Prompt: Which lines hold the string "known"? Copy each of them from the material below.

Records for processing:

▽

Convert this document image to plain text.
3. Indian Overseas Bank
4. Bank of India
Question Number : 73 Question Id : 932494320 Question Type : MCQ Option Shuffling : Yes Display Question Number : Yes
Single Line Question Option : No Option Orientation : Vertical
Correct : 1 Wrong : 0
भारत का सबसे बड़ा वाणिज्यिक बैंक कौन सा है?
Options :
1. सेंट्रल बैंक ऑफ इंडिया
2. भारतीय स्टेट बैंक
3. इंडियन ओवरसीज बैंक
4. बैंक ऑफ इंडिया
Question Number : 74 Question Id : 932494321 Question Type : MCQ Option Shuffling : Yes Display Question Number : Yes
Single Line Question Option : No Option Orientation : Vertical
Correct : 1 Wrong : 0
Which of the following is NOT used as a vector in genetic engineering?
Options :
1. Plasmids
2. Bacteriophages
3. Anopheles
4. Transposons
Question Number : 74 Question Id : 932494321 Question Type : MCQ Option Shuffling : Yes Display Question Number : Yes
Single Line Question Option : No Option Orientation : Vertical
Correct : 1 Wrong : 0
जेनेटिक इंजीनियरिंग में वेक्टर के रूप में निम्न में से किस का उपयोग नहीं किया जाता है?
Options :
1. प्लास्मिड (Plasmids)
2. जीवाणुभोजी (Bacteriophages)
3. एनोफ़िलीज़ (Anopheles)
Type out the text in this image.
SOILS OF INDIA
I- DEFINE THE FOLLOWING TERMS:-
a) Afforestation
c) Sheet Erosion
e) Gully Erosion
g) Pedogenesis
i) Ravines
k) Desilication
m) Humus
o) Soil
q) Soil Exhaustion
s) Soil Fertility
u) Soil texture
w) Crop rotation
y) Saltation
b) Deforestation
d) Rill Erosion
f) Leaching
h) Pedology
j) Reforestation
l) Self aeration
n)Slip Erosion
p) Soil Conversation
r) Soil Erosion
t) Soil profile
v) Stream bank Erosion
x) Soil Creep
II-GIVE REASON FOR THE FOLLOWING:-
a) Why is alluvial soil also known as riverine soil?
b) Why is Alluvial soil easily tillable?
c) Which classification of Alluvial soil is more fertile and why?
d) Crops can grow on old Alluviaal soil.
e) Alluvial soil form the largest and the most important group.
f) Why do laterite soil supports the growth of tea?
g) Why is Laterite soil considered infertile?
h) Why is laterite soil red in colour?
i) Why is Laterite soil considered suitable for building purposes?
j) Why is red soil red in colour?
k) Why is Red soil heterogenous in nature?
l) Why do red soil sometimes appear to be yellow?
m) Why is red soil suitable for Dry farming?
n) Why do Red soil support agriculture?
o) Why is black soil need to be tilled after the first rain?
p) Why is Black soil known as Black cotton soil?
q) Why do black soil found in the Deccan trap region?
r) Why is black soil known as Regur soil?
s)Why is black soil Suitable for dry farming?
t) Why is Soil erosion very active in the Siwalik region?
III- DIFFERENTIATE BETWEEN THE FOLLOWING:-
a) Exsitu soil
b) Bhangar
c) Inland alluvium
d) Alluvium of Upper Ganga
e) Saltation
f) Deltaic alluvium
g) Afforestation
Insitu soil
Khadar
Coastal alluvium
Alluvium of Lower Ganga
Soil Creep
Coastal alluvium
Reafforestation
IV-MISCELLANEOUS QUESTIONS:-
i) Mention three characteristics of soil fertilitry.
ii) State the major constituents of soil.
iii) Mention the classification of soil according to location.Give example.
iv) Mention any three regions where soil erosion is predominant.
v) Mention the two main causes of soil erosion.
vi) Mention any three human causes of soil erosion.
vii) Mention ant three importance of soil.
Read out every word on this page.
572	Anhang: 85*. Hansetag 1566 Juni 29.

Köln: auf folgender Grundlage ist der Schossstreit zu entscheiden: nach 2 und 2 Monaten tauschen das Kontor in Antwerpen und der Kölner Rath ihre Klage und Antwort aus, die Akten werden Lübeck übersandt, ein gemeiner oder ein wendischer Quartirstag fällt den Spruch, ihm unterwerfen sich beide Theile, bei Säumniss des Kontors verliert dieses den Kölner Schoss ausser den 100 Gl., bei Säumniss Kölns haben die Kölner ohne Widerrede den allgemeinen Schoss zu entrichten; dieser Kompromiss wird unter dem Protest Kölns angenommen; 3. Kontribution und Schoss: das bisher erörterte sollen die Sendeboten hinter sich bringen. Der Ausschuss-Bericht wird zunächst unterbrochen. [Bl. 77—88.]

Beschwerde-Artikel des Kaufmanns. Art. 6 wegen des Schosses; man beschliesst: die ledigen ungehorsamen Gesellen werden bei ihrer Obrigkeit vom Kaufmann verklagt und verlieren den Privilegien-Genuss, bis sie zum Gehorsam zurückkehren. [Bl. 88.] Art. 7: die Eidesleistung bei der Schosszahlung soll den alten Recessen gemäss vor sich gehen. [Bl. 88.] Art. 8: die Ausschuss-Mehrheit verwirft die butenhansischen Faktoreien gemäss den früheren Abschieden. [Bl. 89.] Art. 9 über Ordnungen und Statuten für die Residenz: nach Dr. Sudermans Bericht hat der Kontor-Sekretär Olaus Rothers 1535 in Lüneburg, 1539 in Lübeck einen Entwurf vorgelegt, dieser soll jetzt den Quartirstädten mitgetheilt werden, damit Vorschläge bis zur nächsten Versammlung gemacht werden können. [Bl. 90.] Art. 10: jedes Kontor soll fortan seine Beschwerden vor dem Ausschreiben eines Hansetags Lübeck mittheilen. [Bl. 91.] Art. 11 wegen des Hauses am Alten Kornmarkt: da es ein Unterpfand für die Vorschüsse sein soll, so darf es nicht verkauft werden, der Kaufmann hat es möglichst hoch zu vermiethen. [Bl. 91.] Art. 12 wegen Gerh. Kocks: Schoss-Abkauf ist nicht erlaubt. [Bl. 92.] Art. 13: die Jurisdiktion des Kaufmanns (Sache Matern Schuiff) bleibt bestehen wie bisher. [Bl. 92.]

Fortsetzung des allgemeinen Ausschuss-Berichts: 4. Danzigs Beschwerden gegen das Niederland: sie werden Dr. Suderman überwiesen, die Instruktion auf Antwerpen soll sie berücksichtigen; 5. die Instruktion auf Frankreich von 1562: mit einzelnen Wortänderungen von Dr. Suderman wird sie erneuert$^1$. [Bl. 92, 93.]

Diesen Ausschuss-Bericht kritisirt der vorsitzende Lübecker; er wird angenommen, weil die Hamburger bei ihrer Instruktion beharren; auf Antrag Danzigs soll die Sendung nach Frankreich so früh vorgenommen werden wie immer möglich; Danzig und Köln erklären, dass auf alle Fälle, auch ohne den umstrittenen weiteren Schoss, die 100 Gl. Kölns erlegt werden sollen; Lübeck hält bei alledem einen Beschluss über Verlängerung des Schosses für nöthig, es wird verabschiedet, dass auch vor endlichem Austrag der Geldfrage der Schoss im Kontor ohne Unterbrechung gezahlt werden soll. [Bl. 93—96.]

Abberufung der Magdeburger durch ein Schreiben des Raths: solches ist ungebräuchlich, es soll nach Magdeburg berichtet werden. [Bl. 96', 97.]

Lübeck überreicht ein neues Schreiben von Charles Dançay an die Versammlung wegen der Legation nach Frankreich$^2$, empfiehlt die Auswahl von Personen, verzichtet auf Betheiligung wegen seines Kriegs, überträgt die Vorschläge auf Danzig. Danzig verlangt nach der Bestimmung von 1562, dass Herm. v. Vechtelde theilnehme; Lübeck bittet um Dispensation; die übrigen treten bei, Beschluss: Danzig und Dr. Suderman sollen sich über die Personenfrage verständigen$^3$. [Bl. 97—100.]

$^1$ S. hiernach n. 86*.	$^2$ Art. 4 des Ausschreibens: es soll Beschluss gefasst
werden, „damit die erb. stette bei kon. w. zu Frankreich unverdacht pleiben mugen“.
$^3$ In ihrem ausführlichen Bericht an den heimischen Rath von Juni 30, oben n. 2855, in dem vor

△

Solution to this task:
a) Why is alluvial soil also known as riverine soil?
p) Why is Black soil known as Black cotton soil?
r) Why is black soil known as Regur soil?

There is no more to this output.